STORED RECORDS:
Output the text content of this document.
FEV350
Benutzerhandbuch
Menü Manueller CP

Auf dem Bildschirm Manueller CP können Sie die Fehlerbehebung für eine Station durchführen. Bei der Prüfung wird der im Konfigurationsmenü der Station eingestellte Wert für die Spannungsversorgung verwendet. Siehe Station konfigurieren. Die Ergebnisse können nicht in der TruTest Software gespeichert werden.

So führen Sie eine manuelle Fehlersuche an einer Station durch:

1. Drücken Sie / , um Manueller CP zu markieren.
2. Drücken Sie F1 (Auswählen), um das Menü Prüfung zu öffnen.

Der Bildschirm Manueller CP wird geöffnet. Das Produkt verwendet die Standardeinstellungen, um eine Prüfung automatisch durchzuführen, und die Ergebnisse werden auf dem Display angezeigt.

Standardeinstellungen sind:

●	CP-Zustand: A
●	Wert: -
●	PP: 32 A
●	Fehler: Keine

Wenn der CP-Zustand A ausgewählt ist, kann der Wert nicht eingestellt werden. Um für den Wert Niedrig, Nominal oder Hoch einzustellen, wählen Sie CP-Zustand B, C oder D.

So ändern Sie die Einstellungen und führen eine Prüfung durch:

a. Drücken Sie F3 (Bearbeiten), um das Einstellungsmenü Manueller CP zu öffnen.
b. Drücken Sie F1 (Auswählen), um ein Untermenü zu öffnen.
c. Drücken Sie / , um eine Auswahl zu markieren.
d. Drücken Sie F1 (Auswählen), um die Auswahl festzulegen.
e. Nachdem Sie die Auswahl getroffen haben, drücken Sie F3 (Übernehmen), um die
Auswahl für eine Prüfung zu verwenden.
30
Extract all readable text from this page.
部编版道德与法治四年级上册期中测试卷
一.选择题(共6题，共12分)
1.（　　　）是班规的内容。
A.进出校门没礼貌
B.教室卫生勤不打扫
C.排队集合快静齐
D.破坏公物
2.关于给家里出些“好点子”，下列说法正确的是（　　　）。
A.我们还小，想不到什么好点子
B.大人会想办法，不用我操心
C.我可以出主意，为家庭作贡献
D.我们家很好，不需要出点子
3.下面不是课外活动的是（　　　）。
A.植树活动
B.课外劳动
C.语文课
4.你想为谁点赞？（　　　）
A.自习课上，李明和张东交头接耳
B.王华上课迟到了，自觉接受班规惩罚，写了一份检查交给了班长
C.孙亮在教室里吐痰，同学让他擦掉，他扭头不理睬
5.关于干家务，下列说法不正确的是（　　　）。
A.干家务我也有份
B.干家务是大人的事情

GIVEN PROBLEM:
Transcribe the full listing above without leaving anything out.

SOLUTION FOR THIS EXERCISE:
Output the text content of this document.
FEV350
Benutzerhandbuch
Menü Manueller CP

Auf dem Bildschirm Manueller CP können Sie die Fehlerbehebung für eine Station durchführen. Bei der Prüfung wird der im Konfigurationsmenü der Station eingestellte Wert für die Spannungsversorgung verwendet. Siehe Station konfigurieren. Die Ergebnisse können nicht in der TruTest Software gespeichert werden.

So führen Sie eine manuelle Fehlersuche an einer Station durch:

1. Drücken Sie / , um Manueller CP zu markieren.
2. Drücken Sie F1 (Auswählen), um das Menü Prüfung zu öffnen.

Der Bildschirm Manueller CP wird geöffnet. Das Produkt verwendet die Standardeinstellungen, um eine Prüfung automatisch durchzuführen, und die Ergebnisse werden auf dem Display angezeigt.

Standardeinstellungen sind:

●	CP-Zustand: A
●	Wert: -
●	PP: 32 A
●	Fehler: Keine

Wenn der CP-Zustand A ausgewählt ist, kann der Wert nicht eingestellt werden. Um für den Wert Niedrig, Nominal oder Hoch einzustellen, wählen Sie CP-Zustand B, C oder D.

So ändern Sie die Einstellungen und führen eine Prüfung durch:

a. Drücken Sie F3 (Bearbeiten), um das Einstellungsmenü Manueller CP zu öffnen.
b. Drücken Sie F1 (Auswählen), um ein Untermenü zu öffnen.
c. Drücken Sie / , um eine Auswahl zu markieren.
d. Drücken Sie F1 (Auswählen), um die Auswahl festzulegen.
e. Nachdem Sie die Auswahl getroffen haben, drücken Sie F3 (Übernehmen), um die
Auswahl für eine Prüfung zu verwenden.
30
Extract all readable text from this page.
部编版道德与法治四年级上册期中测试卷
一.选择题(共6题，共12分)
1.（　　　）是班规的内容。
A.进出校门没礼貌
B.教室卫生勤不打扫
C.排队集合快静齐
D.破坏公物
2.关于给家里出些“好点子”，下列说法正确的是（　　　）。
A.我们还小，想不到什么好点子
B.大人会想办法，不用我操心
C.我可以出主意，为家庭作贡献
D.我们家很好，不需要出点子
3.下面不是课外活动的是（　　　）。
A.植树活动
B.课外劳动
C.语文课
4.你想为谁点赞？（　　　）
A.自习课上，李明和张东交头接耳
B.王华上课迟到了，自觉接受班规惩罚，写了一份检查交给了班长
C.孙亮在教室里吐痰，同学让他擦掉，他扭头不理睬
5.关于干家务，下列说法不正确的是（　　　）。
A.干家务我也有份
B.干家务是大人的事情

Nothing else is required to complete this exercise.